───── Records supplied

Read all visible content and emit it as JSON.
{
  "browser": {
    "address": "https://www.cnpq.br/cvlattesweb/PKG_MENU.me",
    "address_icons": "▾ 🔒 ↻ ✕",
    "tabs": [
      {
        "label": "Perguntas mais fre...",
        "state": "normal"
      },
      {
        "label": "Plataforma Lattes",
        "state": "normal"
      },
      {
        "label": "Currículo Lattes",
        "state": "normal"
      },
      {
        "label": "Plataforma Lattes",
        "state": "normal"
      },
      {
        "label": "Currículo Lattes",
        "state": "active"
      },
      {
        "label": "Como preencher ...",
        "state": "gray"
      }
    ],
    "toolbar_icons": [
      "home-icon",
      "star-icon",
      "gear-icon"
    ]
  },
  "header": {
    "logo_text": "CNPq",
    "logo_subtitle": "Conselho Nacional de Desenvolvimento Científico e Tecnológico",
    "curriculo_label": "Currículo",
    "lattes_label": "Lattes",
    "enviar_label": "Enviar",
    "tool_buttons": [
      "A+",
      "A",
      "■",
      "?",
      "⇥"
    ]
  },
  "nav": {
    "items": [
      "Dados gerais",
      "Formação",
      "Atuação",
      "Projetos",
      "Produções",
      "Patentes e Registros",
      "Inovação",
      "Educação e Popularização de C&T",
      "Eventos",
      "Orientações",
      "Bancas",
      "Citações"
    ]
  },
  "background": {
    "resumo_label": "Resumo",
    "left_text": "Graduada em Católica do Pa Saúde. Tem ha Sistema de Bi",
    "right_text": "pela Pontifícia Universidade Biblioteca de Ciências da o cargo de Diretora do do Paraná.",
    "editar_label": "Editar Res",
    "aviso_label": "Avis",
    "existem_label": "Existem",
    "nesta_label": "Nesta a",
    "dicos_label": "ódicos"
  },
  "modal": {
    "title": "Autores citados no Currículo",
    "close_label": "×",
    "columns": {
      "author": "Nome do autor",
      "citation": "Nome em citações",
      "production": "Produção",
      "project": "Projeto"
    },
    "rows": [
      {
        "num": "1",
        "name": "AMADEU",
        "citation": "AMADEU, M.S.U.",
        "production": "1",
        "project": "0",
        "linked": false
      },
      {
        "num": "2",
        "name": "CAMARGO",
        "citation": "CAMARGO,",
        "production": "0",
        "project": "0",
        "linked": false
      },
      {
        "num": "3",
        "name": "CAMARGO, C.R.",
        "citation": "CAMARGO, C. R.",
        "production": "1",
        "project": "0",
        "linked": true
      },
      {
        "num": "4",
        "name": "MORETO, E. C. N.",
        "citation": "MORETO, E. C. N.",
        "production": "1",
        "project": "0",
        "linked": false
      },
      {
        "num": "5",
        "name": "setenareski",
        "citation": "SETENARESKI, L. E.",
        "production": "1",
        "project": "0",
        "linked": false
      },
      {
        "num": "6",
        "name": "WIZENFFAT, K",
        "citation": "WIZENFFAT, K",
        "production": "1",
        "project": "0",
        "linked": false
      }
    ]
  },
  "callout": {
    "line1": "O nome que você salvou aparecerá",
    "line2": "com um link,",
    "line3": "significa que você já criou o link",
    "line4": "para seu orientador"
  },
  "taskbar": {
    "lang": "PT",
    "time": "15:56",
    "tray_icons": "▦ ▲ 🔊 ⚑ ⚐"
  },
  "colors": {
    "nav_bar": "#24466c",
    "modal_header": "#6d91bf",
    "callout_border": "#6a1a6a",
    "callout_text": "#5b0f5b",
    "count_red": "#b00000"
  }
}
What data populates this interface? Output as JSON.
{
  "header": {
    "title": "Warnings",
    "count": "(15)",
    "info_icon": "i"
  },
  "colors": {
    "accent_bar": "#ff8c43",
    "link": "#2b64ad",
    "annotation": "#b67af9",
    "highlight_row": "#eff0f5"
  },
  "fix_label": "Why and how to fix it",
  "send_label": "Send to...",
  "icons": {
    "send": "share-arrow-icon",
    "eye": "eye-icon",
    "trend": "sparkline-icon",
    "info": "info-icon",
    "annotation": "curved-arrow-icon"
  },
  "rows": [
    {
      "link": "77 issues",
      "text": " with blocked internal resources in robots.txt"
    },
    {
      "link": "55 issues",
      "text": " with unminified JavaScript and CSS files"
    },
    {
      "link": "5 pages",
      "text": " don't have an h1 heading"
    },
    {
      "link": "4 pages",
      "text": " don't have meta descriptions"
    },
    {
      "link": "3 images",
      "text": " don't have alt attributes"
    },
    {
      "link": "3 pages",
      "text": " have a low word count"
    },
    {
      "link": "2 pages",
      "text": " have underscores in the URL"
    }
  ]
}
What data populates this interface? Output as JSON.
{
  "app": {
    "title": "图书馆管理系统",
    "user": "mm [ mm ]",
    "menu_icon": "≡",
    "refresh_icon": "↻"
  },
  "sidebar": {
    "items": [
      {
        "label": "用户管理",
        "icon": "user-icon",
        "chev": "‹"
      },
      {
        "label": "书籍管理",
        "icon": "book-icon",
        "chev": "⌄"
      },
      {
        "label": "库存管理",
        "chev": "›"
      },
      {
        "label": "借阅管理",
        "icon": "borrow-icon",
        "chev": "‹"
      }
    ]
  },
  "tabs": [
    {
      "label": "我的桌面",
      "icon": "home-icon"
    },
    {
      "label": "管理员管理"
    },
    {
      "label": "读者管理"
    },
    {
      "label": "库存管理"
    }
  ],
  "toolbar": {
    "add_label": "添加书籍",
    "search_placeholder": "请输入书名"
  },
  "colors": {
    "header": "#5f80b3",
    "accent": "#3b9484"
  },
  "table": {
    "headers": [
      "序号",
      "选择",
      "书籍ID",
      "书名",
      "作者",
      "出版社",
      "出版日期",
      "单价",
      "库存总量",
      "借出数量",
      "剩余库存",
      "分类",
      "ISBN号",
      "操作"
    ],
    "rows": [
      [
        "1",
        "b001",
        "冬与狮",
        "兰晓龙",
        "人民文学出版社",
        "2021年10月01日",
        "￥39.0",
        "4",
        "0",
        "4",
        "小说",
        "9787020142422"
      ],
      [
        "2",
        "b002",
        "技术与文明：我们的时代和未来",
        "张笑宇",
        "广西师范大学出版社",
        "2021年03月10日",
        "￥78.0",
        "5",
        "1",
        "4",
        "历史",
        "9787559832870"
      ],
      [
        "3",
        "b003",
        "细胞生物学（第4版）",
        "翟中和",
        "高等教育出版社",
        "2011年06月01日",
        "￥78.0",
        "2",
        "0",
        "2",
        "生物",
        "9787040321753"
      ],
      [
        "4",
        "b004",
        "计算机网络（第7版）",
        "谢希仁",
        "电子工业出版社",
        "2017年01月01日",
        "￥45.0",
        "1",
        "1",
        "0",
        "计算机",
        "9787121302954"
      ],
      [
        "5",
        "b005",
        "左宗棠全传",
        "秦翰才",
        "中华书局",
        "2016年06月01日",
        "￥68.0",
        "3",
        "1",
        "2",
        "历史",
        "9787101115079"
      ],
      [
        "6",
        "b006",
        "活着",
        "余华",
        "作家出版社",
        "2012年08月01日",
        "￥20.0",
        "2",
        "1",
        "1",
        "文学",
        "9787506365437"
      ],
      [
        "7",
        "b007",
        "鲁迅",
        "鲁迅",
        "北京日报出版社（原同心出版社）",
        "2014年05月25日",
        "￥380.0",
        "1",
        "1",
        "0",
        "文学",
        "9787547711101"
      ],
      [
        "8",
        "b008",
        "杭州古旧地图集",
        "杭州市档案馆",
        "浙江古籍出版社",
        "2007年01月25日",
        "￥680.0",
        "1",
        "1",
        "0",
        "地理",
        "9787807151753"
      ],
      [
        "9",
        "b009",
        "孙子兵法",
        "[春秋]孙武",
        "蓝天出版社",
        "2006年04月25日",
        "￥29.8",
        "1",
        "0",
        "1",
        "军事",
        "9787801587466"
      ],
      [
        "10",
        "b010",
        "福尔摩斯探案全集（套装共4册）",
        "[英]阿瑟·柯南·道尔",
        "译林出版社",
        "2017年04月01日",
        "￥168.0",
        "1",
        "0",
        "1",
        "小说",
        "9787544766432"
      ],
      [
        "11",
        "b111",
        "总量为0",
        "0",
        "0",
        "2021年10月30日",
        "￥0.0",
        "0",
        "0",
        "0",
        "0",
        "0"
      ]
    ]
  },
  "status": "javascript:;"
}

──────────

### Written task
From the listing, copy each line containing the word "with".

### Written answer
      "text": " with blocked internal resources in robots.txt"
      "text": " with unminified JavaScript and CSS files"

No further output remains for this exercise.